PROBLEM DETAILS:
In the records that follow, show each line where the word "Capital" is present.

TASK INPUT:
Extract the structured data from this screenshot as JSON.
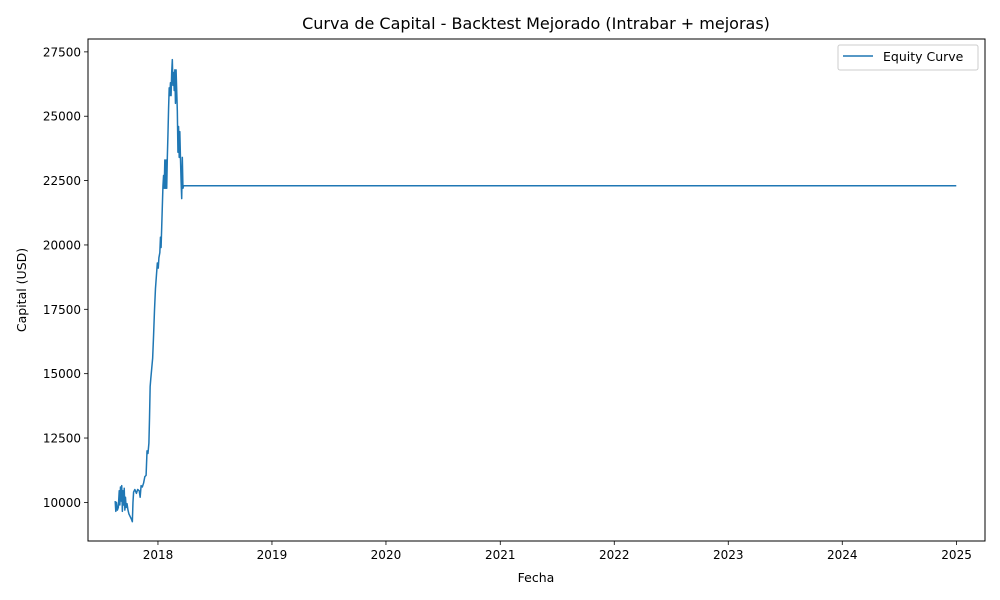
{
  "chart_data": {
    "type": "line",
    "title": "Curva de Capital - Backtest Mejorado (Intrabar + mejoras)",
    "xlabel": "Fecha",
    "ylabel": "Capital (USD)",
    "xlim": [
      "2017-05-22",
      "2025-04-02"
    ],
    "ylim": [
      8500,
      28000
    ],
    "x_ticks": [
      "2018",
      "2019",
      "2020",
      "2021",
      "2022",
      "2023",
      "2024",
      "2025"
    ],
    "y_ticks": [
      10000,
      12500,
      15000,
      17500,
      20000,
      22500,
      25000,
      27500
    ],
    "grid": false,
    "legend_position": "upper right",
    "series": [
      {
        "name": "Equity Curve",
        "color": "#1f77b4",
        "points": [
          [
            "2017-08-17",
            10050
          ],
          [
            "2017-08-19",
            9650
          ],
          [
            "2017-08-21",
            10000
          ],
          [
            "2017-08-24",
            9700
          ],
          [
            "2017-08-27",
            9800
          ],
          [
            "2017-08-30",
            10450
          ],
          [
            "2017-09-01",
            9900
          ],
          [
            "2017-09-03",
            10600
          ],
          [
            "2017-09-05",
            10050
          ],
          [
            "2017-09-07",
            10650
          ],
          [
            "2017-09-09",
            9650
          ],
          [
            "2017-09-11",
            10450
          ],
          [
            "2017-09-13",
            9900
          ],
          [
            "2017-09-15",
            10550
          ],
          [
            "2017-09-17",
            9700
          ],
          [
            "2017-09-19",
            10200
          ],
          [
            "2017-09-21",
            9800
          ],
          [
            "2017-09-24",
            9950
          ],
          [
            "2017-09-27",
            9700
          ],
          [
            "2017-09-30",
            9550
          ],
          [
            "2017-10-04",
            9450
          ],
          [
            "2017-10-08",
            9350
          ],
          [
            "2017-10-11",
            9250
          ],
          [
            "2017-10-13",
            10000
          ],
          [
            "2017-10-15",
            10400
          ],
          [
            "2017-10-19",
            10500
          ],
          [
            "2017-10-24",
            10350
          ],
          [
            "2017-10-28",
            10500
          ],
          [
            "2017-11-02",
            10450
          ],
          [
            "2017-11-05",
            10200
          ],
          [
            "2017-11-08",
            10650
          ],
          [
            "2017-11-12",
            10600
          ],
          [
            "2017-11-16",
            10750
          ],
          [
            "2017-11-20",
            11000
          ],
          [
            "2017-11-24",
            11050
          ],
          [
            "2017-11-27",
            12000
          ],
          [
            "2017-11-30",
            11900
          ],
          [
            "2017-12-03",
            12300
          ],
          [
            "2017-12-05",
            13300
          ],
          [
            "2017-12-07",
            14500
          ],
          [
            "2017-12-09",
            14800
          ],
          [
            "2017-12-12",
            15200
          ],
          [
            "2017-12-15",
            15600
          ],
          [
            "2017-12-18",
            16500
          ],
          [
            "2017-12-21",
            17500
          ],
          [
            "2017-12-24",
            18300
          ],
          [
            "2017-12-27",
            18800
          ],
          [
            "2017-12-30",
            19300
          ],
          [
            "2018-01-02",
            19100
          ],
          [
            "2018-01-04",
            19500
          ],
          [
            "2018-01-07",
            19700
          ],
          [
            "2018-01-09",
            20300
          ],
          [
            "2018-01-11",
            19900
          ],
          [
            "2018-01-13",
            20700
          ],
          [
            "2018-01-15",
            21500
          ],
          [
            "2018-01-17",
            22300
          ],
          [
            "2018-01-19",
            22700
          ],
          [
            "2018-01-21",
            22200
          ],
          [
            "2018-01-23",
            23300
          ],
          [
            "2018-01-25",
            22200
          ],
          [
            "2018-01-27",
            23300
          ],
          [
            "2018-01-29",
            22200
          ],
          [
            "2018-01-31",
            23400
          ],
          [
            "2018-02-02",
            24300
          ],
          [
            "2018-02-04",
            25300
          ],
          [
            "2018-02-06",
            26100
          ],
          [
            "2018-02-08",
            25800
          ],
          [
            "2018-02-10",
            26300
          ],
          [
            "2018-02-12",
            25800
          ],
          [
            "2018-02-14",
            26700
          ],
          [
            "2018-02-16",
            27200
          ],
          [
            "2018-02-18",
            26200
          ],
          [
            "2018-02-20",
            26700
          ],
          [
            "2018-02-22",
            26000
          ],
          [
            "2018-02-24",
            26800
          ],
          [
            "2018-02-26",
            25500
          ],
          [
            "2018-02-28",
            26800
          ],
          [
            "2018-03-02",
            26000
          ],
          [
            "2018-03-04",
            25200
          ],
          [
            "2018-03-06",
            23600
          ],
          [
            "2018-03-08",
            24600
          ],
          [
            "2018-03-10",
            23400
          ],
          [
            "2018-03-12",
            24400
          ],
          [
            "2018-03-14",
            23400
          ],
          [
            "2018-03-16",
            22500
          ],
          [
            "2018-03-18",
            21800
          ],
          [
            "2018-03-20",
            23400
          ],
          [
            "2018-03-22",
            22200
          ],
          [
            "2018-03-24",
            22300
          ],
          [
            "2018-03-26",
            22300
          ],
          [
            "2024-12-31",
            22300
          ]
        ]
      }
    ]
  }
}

COMPLETED TASK:
    "title": "Curva de Capital - Backtest Mejorado (Intrabar + mejoras)",
    "ylabel": "Capital (USD)",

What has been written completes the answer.